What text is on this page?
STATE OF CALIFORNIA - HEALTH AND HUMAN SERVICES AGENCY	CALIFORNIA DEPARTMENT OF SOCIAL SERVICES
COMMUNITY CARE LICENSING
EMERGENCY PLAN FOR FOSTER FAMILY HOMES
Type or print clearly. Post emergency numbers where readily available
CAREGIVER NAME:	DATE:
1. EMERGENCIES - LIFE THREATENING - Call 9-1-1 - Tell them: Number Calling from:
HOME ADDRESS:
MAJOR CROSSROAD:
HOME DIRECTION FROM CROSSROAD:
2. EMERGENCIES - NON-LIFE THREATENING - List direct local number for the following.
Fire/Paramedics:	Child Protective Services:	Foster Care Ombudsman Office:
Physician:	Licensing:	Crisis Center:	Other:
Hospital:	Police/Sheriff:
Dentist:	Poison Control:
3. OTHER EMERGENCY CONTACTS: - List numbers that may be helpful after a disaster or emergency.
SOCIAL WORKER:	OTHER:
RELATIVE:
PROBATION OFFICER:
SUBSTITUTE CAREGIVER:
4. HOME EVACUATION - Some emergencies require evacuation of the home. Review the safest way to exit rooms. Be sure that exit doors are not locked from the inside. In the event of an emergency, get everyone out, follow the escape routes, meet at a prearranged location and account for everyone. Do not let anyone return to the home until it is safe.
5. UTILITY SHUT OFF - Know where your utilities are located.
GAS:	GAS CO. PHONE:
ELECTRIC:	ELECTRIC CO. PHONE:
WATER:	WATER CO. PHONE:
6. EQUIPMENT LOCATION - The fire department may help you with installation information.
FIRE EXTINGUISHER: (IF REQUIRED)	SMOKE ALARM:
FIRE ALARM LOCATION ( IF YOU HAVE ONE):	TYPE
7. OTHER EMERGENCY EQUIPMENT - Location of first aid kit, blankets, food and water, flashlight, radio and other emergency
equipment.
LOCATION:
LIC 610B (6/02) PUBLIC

_What is being asked_. Search the listing for the word "LIFE" and return each line that holds it.

_Task result_.
1. EMERGENCIES - LIFE THREATENING - Call 9-1-1 - Tell them: Number Calling from:
2. EMERGENCIES - NON-LIFE THREATENING - List direct local number for the following.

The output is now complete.